Direction: All of the material below is to be restated word for word, apart from the pictures.

--- Data to use ---

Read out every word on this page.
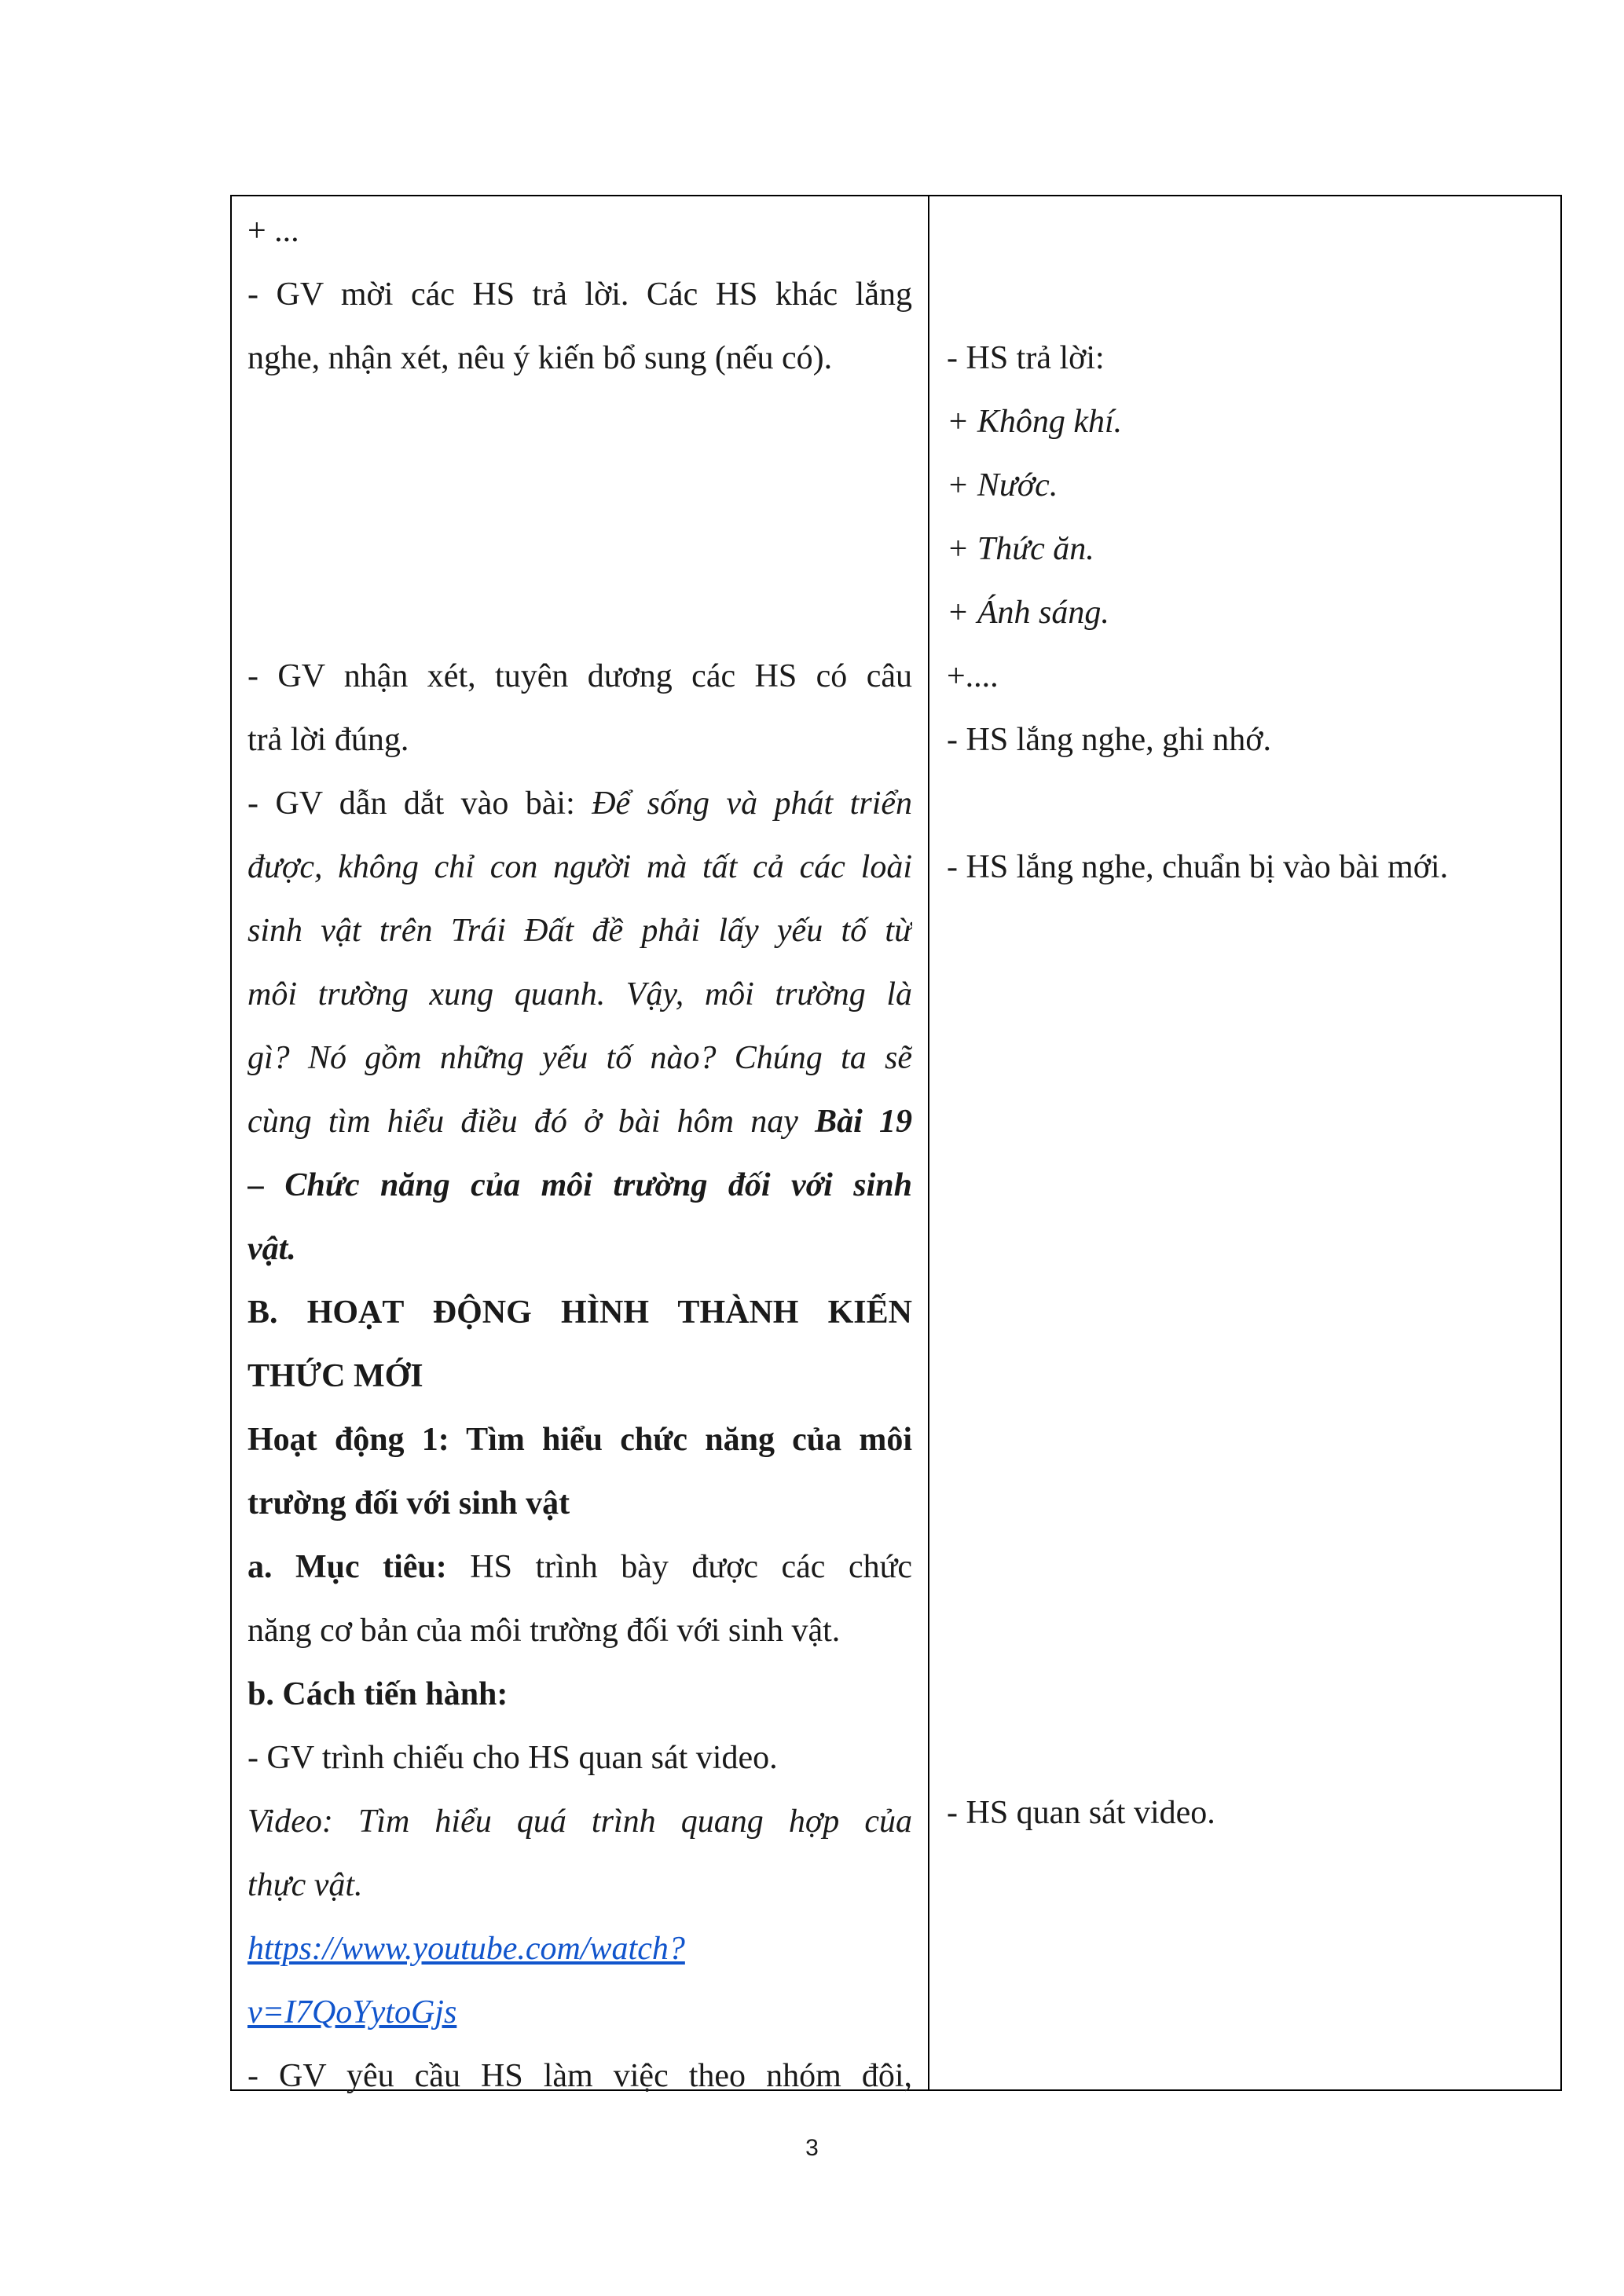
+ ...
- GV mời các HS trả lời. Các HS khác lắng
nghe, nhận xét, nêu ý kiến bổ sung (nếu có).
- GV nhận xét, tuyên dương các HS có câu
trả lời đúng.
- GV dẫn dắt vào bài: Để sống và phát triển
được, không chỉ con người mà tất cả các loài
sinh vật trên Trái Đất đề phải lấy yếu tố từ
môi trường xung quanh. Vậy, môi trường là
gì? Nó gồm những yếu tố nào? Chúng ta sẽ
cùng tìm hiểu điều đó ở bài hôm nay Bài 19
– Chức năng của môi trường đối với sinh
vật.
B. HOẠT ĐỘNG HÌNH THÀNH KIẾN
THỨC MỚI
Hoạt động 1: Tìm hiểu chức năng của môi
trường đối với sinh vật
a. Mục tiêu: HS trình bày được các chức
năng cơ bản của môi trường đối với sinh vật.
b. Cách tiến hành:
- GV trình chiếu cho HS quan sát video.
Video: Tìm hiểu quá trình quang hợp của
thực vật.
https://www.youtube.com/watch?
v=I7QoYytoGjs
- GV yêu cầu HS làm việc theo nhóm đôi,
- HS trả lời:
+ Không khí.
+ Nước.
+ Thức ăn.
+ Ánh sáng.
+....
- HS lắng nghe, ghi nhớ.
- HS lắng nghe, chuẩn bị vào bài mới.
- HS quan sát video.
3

---

Answer below:
Read out every word on this page.
+ ...
- GV mời các HS trả lời. Các HS khác lắng
nghe, nhận xét, nêu ý kiến bổ sung (nếu có).
- GV nhận xét, tuyên dương các HS có câu
trả lời đúng.
- GV dẫn dắt vào bài: Để sống và phát triển
được, không chỉ con người mà tất cả các loài
sinh vật trên Trái Đất đề phải lấy yếu tố từ
môi trường xung quanh. Vậy, môi trường là
gì? Nó gồm những yếu tố nào? Chúng ta sẽ
cùng tìm hiểu điều đó ở bài hôm nay Bài 19
– Chức năng của môi trường đối với sinh
vật.
B. HOẠT ĐỘNG HÌNH THÀNH KIẾN
THỨC MỚI
Hoạt động 1: Tìm hiểu chức năng của môi
trường đối với sinh vật
a. Mục tiêu: HS trình bày được các chức
năng cơ bản của môi trường đối với sinh vật.
b. Cách tiến hành:
- GV trình chiếu cho HS quan sát video.
Video: Tìm hiểu quá trình quang hợp của
thực vật.
https://www.youtube.com/watch?
v=I7QoYytoGjs
- GV yêu cầu HS làm việc theo nhóm đôi,
- HS trả lời:
+ Không khí.
+ Nước.
+ Thức ăn.
+ Ánh sáng.
+....
- HS lắng nghe, ghi nhớ.
- HS lắng nghe, chuẩn bị vào bài mới.
- HS quan sát video.
3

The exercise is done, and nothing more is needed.